Data excerpts:

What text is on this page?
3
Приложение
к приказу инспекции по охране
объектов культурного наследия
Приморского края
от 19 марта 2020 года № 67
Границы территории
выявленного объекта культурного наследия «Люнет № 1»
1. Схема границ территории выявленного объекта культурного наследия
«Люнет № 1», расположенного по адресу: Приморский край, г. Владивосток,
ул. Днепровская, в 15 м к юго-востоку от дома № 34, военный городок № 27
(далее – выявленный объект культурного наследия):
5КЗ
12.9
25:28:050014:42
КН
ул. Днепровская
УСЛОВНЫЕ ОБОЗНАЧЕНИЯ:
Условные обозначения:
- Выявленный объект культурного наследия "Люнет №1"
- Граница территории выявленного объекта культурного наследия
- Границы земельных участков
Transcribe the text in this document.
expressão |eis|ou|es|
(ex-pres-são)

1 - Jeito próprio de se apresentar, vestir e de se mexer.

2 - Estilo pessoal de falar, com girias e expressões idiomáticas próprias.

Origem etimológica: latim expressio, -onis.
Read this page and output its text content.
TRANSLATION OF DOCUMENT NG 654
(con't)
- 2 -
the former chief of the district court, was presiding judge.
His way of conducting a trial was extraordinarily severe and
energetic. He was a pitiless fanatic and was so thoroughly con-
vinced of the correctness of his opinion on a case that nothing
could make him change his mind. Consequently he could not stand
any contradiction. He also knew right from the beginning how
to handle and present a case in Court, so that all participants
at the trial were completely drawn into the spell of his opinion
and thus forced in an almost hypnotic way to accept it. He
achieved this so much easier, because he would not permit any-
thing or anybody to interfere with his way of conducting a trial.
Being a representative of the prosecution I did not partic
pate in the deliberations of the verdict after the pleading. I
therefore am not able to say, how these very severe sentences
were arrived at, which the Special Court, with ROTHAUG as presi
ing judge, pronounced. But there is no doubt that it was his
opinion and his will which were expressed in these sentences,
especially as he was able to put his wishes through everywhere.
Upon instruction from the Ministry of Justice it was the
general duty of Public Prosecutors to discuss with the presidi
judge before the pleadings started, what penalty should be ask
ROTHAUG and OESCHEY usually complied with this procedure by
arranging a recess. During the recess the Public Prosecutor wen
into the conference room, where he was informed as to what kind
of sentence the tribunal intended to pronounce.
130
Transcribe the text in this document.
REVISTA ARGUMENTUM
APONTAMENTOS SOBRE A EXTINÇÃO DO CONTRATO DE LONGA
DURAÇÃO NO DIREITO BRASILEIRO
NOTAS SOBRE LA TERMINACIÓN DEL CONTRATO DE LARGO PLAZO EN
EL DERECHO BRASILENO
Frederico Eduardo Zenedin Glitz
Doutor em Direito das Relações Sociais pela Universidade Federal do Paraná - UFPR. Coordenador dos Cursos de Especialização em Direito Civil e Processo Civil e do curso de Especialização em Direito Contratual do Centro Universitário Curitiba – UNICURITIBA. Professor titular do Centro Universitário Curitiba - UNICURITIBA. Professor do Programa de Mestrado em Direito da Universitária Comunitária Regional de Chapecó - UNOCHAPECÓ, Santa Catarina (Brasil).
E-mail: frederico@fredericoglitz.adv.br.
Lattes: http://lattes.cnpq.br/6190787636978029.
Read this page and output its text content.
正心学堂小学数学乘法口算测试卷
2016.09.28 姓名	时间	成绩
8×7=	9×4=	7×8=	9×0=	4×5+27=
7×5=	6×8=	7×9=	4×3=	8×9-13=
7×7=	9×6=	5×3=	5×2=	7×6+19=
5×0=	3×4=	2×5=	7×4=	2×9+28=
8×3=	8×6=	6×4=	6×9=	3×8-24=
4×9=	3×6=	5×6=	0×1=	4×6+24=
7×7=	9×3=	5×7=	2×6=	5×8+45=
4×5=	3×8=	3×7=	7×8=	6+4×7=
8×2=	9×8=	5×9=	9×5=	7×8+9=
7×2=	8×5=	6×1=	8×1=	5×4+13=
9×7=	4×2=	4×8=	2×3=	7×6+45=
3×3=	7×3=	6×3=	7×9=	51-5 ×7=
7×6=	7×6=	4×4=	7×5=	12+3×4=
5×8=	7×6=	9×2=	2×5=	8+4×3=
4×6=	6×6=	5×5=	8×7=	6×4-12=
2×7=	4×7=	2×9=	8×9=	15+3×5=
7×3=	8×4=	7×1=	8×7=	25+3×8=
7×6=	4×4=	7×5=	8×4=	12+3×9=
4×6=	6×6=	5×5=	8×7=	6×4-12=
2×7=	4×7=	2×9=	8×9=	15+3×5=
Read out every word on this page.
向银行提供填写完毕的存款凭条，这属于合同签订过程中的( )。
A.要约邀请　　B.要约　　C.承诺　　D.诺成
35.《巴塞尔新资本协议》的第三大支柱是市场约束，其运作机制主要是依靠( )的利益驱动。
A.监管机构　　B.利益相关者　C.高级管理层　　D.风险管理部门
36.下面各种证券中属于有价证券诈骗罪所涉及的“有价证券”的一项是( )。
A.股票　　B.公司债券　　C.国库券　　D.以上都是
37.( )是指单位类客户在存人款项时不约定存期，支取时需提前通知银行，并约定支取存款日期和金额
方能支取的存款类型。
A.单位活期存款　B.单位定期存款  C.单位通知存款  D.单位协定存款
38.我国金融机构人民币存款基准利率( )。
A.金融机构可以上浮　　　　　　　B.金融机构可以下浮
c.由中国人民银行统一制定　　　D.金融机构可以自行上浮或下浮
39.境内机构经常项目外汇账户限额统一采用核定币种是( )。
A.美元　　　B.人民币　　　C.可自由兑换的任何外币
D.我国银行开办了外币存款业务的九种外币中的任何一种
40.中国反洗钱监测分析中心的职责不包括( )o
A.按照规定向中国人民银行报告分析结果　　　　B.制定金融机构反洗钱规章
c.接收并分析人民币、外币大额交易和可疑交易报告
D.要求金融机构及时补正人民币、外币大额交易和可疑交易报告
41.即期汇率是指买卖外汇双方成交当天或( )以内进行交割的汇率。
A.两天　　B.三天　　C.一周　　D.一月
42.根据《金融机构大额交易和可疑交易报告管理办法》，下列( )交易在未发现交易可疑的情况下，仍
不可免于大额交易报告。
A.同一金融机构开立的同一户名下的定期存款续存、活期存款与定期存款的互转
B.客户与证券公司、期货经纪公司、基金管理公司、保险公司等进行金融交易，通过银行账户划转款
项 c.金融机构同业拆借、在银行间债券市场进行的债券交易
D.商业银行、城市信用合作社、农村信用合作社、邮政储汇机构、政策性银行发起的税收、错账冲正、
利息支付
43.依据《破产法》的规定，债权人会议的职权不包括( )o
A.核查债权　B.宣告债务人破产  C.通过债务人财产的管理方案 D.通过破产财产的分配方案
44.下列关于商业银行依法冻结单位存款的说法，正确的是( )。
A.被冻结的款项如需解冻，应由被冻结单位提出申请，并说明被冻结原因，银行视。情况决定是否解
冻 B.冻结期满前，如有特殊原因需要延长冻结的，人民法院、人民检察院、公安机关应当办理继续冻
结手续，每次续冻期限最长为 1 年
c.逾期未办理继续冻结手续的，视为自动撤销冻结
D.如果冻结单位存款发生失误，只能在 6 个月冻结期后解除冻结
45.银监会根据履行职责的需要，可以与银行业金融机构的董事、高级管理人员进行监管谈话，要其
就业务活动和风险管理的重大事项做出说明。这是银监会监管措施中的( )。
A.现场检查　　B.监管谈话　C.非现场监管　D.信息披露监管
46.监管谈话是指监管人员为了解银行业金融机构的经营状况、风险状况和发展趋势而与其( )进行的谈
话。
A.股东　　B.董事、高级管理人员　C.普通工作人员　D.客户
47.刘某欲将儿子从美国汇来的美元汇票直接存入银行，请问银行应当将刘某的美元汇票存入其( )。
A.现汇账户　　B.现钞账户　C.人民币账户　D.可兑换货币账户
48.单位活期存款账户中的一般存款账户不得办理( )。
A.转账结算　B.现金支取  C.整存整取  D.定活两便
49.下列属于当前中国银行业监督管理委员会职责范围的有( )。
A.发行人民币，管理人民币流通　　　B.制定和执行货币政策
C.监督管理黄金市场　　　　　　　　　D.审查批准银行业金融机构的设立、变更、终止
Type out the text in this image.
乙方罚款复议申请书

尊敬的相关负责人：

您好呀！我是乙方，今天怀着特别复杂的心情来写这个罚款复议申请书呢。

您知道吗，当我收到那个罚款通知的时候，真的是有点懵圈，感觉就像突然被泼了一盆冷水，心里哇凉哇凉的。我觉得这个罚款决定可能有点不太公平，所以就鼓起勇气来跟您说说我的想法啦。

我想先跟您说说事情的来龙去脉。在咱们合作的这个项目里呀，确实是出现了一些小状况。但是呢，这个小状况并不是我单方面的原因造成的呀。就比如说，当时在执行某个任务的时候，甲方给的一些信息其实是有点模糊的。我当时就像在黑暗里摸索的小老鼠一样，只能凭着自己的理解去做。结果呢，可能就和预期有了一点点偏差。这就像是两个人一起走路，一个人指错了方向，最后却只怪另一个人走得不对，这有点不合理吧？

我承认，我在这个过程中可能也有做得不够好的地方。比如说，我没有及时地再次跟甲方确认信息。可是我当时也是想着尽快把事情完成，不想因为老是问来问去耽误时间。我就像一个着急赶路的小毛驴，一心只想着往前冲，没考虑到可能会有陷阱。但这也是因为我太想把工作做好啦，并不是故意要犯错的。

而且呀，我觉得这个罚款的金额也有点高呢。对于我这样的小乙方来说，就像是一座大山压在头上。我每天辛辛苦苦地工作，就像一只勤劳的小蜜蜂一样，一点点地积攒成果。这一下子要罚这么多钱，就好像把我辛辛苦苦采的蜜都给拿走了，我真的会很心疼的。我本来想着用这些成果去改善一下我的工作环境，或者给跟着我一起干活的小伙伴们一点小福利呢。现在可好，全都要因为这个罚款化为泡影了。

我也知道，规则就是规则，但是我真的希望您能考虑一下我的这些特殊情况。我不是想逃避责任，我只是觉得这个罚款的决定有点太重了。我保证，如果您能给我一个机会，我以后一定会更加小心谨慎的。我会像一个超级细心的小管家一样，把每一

SHORT PROBLEM: Every line of the records that includes the word "this" should be gathered.

RESULT OF THE TASK:
What text is on this page?
Transcribe the text in this document.
Read this page and output its text content.
achieved this so much easier, because he would not permit any-
ROTHAUG and OESCHEY usually complied with this procedure by
Transcribe the text in this document.
Read this page and output its text content.
Read out every word on this page.
Type out the text in this image.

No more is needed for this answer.